▸ Set task: Every line below is to be copied exactly, with the pictures left out.
## START Records to use
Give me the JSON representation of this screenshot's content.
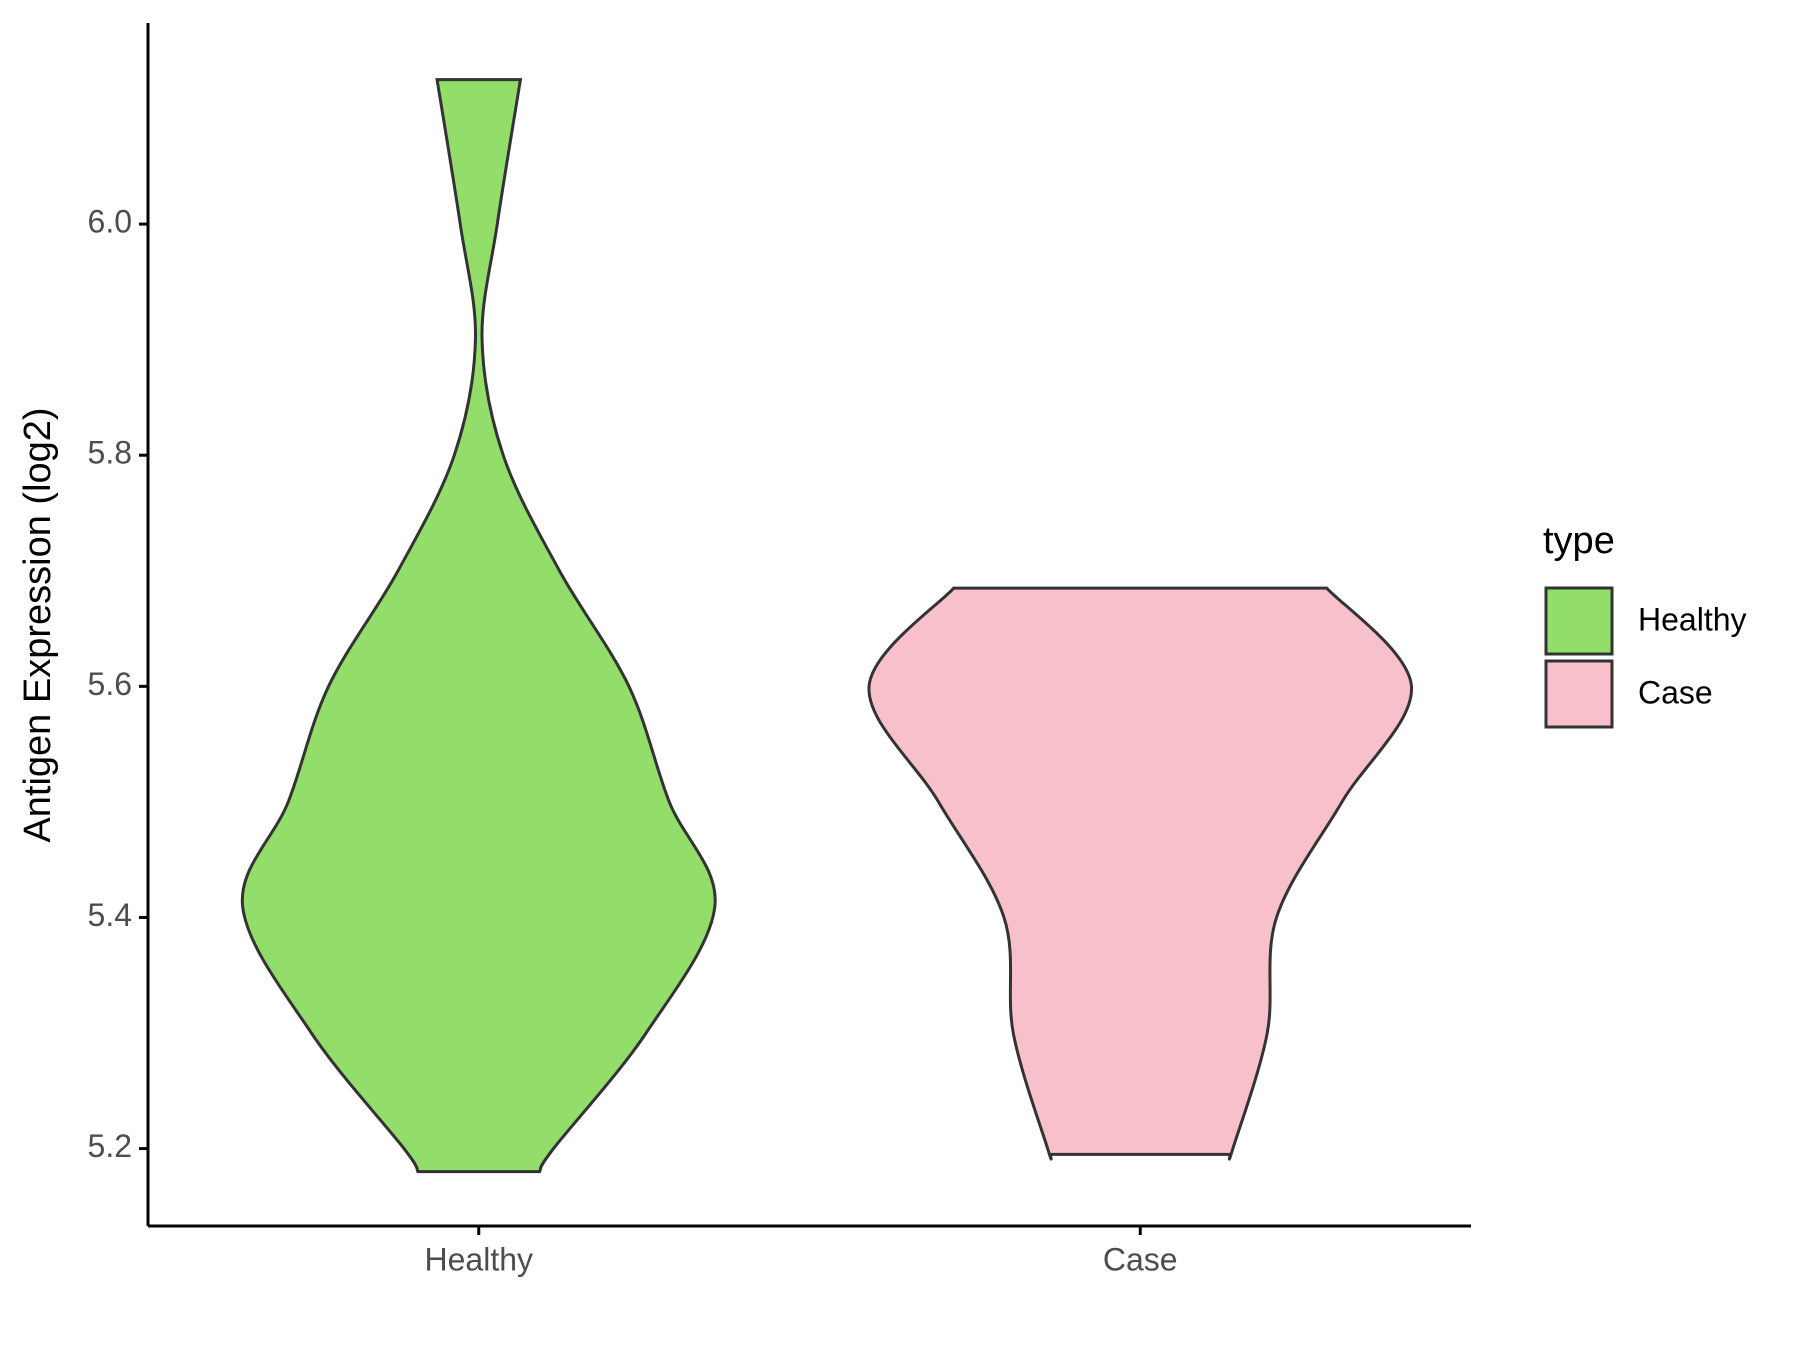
{
  "chart_data": {
    "type": "violin",
    "ylabel": "Antigen Expression (log2)",
    "categories": [
      "Healthy",
      "Case"
    ],
    "series": [
      {
        "name": "Healthy",
        "color": "#93dd6a",
        "y": [
          6.125,
          6.0,
          5.9,
          5.8,
          5.7,
          5.6,
          5.5,
          5.41,
          5.3,
          5.2,
          5.18
        ],
        "widths": [
          0.063,
          0.028,
          0.005,
          0.037,
          0.122,
          0.227,
          0.288,
          0.357,
          0.253,
          0.113,
          0.092
        ]
      },
      {
        "name": "Case",
        "color": "#f8c0cb",
        "y": [
          5.685,
          5.6,
          5.5,
          5.4,
          5.3,
          5.2,
          5.195
        ],
        "widths": [
          0.282,
          0.41,
          0.305,
          0.206,
          0.192,
          0.14,
          0.136
        ]
      }
    ],
    "ylim": [
      5.133,
      6.174
    ],
    "yticks": [
      {
        "value": 5.2,
        "label": "5.2"
      },
      {
        "value": 5.4,
        "label": "5.4"
      },
      {
        "value": 5.6,
        "label": "5.6"
      },
      {
        "value": 5.8,
        "label": "5.8"
      },
      {
        "value": 6.0,
        "label": "6.0"
      }
    ],
    "legend_title": "type",
    "legend": "right"
  }
}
## END Records to use
▸ Answer below:
Give me the JSON representation of this screenshot's content.
{
  "chart_data": {
    "type": "violin",
    "ylabel": "Antigen Expression (log2)",
    "categories": [
      "Healthy",
      "Case"
    ],
    "series": [
      {
        "name": "Healthy",
        "color": "#93dd6a",
        "y": [
          6.125,
          6.0,
          5.9,
          5.8,
          5.7,
          5.6,
          5.5,
          5.41,
          5.3,
          5.2,
          5.18
        ],
        "widths": [
          0.063,
          0.028,
          0.005,
          0.037,
          0.122,
          0.227,
          0.288,
          0.357,
          0.253,
          0.113,
          0.092
        ]
      },
      {
        "name": "Case",
        "color": "#f8c0cb",
        "y": [
          5.685,
          5.6,
          5.5,
          5.4,
          5.3,
          5.2,
          5.195
        ],
        "widths": [
          0.282,
          0.41,
          0.305,
          0.206,
          0.192,
          0.14,
          0.136
        ]
      }
    ],
    "ylim": [
      5.133,
      6.174
    ],
    "yticks": [
      {
        "value": 5.2,
        "label": "5.2"
      },
      {
        "value": 5.4,
        "label": "5.4"
      },
      {
        "value": 5.6,
        "label": "5.6"
      },
      {
        "value": 5.8,
        "label": "5.8"
      },
      {
        "value": 6.0,
        "label": "6.0"
      }
    ],
    "legend_title": "type",
    "legend": "right"
  }
}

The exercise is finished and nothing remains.